Dataset entries:

┌────────

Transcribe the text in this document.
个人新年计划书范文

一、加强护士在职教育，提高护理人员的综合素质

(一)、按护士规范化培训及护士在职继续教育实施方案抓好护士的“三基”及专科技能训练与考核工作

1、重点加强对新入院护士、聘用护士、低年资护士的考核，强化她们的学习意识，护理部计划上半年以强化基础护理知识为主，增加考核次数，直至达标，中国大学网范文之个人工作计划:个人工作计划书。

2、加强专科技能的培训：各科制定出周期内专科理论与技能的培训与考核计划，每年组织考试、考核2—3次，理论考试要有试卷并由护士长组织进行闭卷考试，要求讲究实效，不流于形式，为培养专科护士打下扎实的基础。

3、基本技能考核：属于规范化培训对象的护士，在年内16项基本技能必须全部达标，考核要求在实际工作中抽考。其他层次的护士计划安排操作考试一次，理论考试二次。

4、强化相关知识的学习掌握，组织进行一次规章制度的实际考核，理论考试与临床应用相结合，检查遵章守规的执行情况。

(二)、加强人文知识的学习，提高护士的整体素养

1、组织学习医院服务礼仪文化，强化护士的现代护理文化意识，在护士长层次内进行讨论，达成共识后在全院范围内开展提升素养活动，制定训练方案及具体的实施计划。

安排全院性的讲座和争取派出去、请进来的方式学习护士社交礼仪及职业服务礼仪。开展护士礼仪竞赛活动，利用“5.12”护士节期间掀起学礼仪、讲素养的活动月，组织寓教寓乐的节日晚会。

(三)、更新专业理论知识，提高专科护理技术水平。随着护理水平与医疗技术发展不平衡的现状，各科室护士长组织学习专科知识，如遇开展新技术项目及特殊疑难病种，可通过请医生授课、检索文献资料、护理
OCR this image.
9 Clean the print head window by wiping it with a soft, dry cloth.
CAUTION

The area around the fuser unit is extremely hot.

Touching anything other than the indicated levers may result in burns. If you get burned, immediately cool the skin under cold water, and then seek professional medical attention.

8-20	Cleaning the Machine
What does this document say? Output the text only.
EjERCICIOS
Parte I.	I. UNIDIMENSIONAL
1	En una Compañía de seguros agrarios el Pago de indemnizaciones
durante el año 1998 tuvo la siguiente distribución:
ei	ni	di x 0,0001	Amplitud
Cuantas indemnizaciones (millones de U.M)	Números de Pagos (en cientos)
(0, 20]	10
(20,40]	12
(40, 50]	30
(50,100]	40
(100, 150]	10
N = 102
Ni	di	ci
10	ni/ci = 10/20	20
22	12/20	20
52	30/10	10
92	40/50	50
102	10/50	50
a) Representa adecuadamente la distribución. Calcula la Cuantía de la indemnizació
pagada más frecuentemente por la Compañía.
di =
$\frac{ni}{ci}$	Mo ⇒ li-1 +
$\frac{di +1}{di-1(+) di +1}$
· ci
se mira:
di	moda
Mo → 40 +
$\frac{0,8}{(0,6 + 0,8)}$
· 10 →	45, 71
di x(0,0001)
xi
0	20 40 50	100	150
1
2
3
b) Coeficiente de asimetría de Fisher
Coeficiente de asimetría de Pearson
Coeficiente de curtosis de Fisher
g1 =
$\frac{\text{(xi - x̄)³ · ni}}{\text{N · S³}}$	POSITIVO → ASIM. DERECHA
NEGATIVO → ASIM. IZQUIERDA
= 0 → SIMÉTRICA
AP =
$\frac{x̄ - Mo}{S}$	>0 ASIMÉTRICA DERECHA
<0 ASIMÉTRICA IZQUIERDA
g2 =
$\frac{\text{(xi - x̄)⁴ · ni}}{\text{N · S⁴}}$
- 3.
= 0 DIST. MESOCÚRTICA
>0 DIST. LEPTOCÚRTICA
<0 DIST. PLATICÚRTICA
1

└────────

Figure out how many lines of the data above include "distribución", then give the number and nothing more.

2